> **Records to use**:
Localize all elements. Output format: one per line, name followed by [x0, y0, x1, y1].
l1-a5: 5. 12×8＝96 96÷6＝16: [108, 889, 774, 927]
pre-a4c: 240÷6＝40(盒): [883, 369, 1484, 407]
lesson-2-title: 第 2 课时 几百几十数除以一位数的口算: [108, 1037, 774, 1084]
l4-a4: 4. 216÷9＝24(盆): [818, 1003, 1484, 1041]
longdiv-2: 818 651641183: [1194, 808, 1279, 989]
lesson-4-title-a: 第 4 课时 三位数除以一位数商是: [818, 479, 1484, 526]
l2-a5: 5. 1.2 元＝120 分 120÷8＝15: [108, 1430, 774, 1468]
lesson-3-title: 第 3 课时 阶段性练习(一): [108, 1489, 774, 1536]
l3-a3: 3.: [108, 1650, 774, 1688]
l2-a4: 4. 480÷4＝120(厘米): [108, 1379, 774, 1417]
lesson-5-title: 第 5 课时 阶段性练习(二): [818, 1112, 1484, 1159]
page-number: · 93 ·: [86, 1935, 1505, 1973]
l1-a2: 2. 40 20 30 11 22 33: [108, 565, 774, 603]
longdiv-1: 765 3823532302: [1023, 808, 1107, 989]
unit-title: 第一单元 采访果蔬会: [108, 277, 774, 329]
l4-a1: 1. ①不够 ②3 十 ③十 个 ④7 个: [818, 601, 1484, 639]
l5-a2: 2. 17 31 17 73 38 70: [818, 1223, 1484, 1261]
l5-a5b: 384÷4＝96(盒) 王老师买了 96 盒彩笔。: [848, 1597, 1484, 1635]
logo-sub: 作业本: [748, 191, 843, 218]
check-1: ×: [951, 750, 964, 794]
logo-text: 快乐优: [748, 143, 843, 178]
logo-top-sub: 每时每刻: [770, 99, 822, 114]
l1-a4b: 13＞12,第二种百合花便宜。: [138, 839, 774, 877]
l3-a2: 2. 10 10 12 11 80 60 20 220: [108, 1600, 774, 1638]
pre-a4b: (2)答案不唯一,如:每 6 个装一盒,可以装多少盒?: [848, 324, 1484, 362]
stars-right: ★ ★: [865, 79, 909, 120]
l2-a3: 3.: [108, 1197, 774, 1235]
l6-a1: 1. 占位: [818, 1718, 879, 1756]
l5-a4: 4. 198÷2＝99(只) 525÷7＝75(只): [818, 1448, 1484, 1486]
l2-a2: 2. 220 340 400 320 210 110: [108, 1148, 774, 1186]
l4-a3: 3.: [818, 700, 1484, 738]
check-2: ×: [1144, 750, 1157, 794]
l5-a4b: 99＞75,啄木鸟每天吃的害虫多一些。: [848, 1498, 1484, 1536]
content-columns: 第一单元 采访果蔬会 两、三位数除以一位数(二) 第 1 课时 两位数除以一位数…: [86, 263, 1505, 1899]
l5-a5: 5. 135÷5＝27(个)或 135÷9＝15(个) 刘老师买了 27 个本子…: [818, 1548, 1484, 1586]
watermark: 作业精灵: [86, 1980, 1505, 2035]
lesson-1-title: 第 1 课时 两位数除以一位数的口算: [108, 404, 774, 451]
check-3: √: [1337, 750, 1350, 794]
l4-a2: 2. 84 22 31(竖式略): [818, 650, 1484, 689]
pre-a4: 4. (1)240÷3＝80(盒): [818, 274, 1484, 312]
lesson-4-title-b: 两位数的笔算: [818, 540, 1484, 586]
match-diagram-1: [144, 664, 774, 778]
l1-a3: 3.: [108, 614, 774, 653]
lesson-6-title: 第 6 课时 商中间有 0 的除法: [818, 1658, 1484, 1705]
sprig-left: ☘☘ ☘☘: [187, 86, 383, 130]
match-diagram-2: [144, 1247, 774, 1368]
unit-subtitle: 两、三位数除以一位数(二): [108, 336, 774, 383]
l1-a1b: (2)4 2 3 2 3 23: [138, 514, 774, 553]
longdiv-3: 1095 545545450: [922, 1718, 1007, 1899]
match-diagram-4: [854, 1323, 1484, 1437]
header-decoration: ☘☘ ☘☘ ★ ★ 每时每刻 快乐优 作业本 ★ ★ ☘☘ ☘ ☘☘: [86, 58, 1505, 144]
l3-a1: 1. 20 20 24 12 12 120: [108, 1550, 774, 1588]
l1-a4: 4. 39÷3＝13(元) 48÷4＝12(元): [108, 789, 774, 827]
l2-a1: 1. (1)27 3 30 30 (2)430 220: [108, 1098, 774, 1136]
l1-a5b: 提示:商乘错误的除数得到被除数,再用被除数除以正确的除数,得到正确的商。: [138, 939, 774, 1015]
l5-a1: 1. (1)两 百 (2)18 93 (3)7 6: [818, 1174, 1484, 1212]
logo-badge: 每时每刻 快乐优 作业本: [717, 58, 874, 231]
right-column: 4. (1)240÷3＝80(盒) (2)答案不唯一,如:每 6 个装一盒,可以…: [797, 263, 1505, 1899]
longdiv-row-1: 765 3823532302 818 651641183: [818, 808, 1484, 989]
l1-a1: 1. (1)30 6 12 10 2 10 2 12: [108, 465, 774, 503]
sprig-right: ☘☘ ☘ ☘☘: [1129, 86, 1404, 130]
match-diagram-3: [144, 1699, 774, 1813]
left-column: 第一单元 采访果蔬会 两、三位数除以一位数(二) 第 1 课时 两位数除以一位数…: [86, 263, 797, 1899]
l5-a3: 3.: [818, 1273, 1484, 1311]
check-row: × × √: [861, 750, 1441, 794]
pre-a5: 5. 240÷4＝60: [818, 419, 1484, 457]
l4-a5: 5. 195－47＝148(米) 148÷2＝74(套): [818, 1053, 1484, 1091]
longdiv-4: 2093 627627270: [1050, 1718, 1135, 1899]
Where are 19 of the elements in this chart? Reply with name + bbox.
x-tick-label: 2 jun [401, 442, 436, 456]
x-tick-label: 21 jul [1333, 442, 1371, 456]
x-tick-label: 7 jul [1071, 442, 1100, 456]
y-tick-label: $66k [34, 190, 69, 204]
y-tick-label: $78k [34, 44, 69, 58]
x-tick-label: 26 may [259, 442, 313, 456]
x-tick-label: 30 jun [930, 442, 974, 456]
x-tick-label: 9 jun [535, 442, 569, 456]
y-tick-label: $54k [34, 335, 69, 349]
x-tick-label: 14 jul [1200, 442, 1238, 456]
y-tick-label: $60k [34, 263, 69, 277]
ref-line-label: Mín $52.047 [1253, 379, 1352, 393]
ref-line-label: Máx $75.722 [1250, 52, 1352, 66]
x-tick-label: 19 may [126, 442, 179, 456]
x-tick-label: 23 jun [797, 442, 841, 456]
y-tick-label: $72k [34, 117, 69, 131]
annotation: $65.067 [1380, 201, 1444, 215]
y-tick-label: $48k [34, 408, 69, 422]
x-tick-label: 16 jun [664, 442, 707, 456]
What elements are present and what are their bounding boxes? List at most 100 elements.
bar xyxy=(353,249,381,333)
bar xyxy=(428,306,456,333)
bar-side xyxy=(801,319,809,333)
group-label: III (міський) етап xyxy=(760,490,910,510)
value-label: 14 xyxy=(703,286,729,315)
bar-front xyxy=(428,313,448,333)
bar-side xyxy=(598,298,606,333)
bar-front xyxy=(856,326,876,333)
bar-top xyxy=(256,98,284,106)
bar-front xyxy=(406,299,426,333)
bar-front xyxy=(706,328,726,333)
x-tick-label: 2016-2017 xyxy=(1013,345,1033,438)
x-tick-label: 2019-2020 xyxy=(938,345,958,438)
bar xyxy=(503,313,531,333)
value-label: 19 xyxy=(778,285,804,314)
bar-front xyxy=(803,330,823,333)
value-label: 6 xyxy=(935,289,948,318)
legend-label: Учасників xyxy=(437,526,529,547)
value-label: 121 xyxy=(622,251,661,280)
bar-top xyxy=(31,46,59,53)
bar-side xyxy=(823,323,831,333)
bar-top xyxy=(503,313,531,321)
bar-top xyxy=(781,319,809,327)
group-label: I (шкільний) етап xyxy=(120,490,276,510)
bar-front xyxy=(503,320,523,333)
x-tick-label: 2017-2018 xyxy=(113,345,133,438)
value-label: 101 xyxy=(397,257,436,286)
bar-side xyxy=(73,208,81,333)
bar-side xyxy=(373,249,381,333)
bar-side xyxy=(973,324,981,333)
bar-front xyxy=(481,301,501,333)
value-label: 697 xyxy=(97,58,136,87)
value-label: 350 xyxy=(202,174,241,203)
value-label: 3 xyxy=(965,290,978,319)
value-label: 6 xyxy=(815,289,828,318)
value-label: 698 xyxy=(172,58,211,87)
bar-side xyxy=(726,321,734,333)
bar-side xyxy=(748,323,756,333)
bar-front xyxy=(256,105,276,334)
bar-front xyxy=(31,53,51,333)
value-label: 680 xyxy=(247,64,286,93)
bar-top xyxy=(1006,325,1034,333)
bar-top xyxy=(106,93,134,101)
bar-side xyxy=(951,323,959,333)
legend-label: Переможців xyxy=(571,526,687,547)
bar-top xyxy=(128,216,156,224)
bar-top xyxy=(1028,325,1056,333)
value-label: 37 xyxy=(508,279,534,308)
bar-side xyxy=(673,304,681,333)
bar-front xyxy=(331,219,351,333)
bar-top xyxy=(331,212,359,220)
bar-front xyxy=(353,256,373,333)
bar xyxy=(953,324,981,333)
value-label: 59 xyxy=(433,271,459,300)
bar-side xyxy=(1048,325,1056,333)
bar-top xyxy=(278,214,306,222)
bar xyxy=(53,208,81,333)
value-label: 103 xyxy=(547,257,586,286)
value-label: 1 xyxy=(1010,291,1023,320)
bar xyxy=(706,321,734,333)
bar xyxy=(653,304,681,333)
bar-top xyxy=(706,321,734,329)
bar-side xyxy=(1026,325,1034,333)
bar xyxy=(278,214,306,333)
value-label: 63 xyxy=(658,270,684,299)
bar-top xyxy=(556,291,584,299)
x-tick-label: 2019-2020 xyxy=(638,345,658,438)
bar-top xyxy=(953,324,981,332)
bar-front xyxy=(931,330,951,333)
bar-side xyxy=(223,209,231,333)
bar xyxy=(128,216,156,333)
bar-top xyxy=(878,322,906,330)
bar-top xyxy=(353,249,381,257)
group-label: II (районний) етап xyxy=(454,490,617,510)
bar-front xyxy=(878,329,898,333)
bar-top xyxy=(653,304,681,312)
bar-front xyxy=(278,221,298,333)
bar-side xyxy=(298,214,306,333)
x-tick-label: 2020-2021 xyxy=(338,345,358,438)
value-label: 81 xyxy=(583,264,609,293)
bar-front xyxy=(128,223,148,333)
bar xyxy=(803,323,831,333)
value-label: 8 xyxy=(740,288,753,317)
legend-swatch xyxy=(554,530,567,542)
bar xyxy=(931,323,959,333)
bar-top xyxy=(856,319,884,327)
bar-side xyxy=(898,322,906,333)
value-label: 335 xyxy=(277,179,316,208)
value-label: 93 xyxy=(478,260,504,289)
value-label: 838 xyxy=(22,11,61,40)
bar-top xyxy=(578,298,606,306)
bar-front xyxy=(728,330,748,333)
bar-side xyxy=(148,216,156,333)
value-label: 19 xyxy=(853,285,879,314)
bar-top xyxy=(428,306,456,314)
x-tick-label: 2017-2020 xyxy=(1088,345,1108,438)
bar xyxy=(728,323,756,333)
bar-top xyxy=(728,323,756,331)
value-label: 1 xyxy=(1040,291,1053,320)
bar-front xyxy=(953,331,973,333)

> **Exercise aim**: Write out, without any changes, everything from the start of the entries down to and including the line that contains "l3-a3: 3.: [108, 1650, 774, 1688]".

> **Full response**:
Localize all elements. Output format: one per line, name followed by [x0, y0, x1, y1].
l1-a5: 5. 12×8＝96 96÷6＝16: [108, 889, 774, 927]
pre-a4c: 240÷6＝40(盒): [883, 369, 1484, 407]
lesson-2-title: 第 2 课时 几百几十数除以一位数的口算: [108, 1037, 774, 1084]
l4-a4: 4. 216÷9＝24(盆): [818, 1003, 1484, 1041]
longdiv-2: 818 651641183: [1194, 808, 1279, 989]
lesson-4-title-a: 第 4 课时 三位数除以一位数商是: [818, 479, 1484, 526]
l2-a5: 5. 1.2 元＝120 分 120÷8＝15: [108, 1430, 774, 1468]
lesson-3-title: 第 3 课时 阶段性练习(一): [108, 1489, 774, 1536]
l3-a3: 3.: [108, 1650, 774, 1688]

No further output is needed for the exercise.